-- Problem statement --
Give every line below again, exactly.

-- Records to process --
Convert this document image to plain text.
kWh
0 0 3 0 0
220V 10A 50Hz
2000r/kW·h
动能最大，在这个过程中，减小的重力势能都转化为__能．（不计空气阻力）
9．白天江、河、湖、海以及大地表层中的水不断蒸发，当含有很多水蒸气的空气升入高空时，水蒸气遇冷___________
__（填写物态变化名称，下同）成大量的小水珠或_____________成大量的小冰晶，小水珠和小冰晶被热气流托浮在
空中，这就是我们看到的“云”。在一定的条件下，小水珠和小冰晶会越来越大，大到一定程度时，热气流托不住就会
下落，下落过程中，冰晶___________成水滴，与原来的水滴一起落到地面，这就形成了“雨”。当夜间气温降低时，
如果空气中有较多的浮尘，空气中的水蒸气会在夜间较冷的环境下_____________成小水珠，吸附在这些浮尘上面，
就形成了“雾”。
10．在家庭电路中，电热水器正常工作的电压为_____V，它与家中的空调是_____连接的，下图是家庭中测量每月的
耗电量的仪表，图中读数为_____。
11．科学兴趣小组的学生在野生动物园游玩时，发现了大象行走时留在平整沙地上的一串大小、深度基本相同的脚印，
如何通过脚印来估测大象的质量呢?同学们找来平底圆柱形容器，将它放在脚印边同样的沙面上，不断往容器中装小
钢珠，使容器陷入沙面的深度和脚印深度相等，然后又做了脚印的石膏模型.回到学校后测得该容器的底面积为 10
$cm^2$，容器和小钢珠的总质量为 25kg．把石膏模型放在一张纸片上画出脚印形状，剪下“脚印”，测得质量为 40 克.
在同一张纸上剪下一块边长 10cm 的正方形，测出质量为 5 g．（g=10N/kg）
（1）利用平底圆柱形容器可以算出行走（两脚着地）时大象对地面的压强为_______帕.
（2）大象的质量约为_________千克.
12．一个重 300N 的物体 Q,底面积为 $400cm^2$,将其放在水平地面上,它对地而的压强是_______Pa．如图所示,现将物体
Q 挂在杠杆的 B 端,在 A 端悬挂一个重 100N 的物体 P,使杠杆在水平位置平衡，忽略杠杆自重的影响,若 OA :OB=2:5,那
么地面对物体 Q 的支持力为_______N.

-- Expected answer --
Convert this document image to plain text.
kWh
0 0 3 0 0
220V 10A 50Hz
2000r/kW·h
动能最大，在这个过程中，减小的重力势能都转化为__能．（不计空气阻力）
9．白天江、河、湖、海以及大地表层中的水不断蒸发，当含有很多水蒸气的空气升入高空时，水蒸气遇冷___________
__（填写物态变化名称，下同）成大量的小水珠或_____________成大量的小冰晶，小水珠和小冰晶被热气流托浮在
空中，这就是我们看到的“云”。在一定的条件下，小水珠和小冰晶会越来越大，大到一定程度时，热气流托不住就会
下落，下落过程中，冰晶___________成水滴，与原来的水滴一起落到地面，这就形成了“雨”。当夜间气温降低时，
如果空气中有较多的浮尘，空气中的水蒸气会在夜间较冷的环境下_____________成小水珠，吸附在这些浮尘上面，
就形成了“雾”。
10．在家庭电路中，电热水器正常工作的电压为_____V，它与家中的空调是_____连接的，下图是家庭中测量每月的
耗电量的仪表，图中读数为_____。
11．科学兴趣小组的学生在野生动物园游玩时，发现了大象行走时留在平整沙地上的一串大小、深度基本相同的脚印，
如何通过脚印来估测大象的质量呢?同学们找来平底圆柱形容器，将它放在脚印边同样的沙面上，不断往容器中装小
钢珠，使容器陷入沙面的深度和脚印深度相等，然后又做了脚印的石膏模型.回到学校后测得该容器的底面积为 10
$cm^2$，容器和小钢珠的总质量为 25kg．把石膏模型放在一张纸片上画出脚印形状，剪下“脚印”，测得质量为 40 克.
在同一张纸上剪下一块边长 10cm 的正方形，测出质量为 5 g．（g=10N/kg）
（1）利用平底圆柱形容器可以算出行走（两脚着地）时大象对地面的压强为_______帕.
（2）大象的质量约为_________千克.
12．一个重 300N 的物体 Q,底面积为 $400cm^2$,将其放在水平地面上,它对地而的压强是_______Pa．如图所示,现将物体
Q 挂在杠杆的 B 端,在 A 端悬挂一个重 100N 的物体 P,使杠杆在水平位置平衡，忽略杠杆自重的影响,若 OA :OB=2:5,那
么地面对物体 Q 的支持力为_______N.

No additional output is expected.